*WHAT TO WORK ON*
Please give the listing again, word for word, with nothing left out.

*RECORDS*
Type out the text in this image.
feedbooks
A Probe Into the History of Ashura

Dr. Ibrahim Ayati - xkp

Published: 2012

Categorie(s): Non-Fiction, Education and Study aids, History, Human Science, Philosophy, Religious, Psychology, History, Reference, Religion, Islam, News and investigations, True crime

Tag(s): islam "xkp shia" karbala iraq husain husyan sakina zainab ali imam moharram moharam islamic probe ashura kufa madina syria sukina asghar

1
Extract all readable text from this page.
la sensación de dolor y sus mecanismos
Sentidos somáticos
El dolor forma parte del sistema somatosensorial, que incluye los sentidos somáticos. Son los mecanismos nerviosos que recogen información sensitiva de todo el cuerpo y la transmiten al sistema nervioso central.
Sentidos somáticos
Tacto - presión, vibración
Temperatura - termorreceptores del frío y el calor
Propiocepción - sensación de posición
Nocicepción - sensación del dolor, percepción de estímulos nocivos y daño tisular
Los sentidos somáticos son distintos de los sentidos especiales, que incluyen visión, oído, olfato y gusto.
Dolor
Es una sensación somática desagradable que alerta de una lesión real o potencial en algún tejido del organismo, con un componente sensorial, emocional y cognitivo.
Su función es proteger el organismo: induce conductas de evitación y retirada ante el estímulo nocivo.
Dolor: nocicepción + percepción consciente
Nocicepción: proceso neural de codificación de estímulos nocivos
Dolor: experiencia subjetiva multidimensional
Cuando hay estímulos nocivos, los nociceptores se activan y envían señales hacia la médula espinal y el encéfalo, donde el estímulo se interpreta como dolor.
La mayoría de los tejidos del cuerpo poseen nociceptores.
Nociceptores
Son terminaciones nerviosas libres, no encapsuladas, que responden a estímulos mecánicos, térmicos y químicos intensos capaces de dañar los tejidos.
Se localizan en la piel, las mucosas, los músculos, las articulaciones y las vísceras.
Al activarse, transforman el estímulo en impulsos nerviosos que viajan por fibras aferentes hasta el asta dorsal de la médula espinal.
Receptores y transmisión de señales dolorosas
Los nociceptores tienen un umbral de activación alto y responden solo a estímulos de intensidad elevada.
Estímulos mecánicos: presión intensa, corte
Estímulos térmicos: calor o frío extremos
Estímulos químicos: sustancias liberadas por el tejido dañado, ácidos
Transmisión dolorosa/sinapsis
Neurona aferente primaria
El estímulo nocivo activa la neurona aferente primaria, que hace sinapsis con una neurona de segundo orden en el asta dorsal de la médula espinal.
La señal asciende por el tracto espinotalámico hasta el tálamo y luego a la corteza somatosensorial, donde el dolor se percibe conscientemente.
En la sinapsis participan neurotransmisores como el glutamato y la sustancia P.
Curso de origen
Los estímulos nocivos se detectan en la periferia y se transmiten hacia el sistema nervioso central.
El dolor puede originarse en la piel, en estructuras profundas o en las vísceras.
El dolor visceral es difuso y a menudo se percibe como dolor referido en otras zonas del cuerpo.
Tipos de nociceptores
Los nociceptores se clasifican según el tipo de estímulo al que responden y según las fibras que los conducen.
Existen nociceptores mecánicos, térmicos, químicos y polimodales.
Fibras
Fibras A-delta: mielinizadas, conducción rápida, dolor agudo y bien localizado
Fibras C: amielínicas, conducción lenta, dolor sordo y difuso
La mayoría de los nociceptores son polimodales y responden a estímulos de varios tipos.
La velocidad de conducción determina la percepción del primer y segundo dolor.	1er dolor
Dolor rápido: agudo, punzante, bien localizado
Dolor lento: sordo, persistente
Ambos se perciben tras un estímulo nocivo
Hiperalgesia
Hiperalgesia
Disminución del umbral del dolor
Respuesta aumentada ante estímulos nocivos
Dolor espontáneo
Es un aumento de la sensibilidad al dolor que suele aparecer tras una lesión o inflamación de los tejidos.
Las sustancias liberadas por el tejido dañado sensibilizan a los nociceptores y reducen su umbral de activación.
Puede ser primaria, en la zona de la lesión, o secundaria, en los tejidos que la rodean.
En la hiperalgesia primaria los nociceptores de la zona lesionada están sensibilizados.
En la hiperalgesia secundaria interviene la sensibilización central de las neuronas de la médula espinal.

*SOLUTION FOR THIS PROBLEM*
Type out the text in this image.
feedbooks
A Probe Into the History of Ashura

Dr. Ibrahim Ayati - xkp

Published: 2012

Categorie(s): Non-Fiction, Education and Study aids, History, Human Science, Philosophy, Religious, Psychology, History, Reference, Religion, Islam, News and investigations, True crime

Tag(s): islam "xkp shia" karbala iraq husain husyan sakina zainab ali imam moharram moharam islamic probe ashura kufa madina syria sukina asghar

1
Extract all readable text from this page.
la sensación de dolor y sus mecanismos
Sentidos somáticos
El dolor forma parte del sistema somatosensorial, que incluye los sentidos somáticos. Son los mecanismos nerviosos que recogen información sensitiva de todo el cuerpo y la transmiten al sistema nervioso central.
Sentidos somáticos
Tacto - presión, vibración
Temperatura - termorreceptores del frío y el calor
Propiocepción - sensación de posición
Nocicepción - sensación del dolor, percepción de estímulos nocivos y daño tisular
Los sentidos somáticos son distintos de los sentidos especiales, que incluyen visión, oído, olfato y gusto.
Dolor
Es una sensación somática desagradable que alerta de una lesión real o potencial en algún tejido del organismo, con un componente sensorial, emocional y cognitivo.
Su función es proteger el organismo: induce conductas de evitación y retirada ante el estímulo nocivo.
Dolor: nocicepción + percepción consciente
Nocicepción: proceso neural de codificación de estímulos nocivos
Dolor: experiencia subjetiva multidimensional
Cuando hay estímulos nocivos, los nociceptores se activan y envían señales hacia la médula espinal y el encéfalo, donde el estímulo se interpreta como dolor.
La mayoría de los tejidos del cuerpo poseen nociceptores.
Nociceptores
Son terminaciones nerviosas libres, no encapsuladas, que responden a estímulos mecánicos, térmicos y químicos intensos capaces de dañar los tejidos.
Se localizan en la piel, las mucosas, los músculos, las articulaciones y las vísceras.
Al activarse, transforman el estímulo en impulsos nerviosos que viajan por fibras aferentes hasta el asta dorsal de la médula espinal.
Receptores y transmisión de señales dolorosas
Los nociceptores tienen un umbral de activación alto y responden solo a estímulos de intensidad elevada.
Estímulos mecánicos: presión intensa, corte
Estímulos térmicos: calor o frío extremos
Estímulos químicos: sustancias liberadas por el tejido dañado, ácidos
Transmisión dolorosa/sinapsis
Neurona aferente primaria
El estímulo nocivo activa la neurona aferente primaria, que hace sinapsis con una neurona de segundo orden en el asta dorsal de la médula espinal.
La señal asciende por el tracto espinotalámico hasta el tálamo y luego a la corteza somatosensorial, donde el dolor se percibe conscientemente.
En la sinapsis participan neurotransmisores como el glutamato y la sustancia P.
Curso de origen
Los estímulos nocivos se detectan en la periferia y se transmiten hacia el sistema nervioso central.
El dolor puede originarse en la piel, en estructuras profundas o en las vísceras.
El dolor visceral es difuso y a menudo se percibe como dolor referido en otras zonas del cuerpo.
Tipos de nociceptores
Los nociceptores se clasifican según el tipo de estímulo al que responden y según las fibras que los conducen.
Existen nociceptores mecánicos, térmicos, químicos y polimodales.
Fibras
Fibras A-delta: mielinizadas, conducción rápida, dolor agudo y bien localizado
Fibras C: amielínicas, conducción lenta, dolor sordo y difuso
La mayoría de los nociceptores son polimodales y responden a estímulos de varios tipos.
La velocidad de conducción determina la percepción del primer y segundo dolor.	1er dolor
Dolor rápido: agudo, punzante, bien localizado
Dolor lento: sordo, persistente
Ambos se perciben tras un estímulo nocivo
Hiperalgesia
Hiperalgesia
Disminución del umbral del dolor
Respuesta aumentada ante estímulos nocivos
Dolor espontáneo
Es un aumento de la sensibilidad al dolor que suele aparecer tras una lesión o inflamación de los tejidos.
Las sustancias liberadas por el tejido dañado sensibilizan a los nociceptores y reducen su umbral de activación.
Puede ser primaria, en la zona de la lesión, o secundaria, en los tejidos que la rodean.
En la hiperalgesia primaria los nociceptores de la zona lesionada están sensibilizados.
En la hiperalgesia secundaria interviene la sensibilización central de las neuronas de la médula espinal.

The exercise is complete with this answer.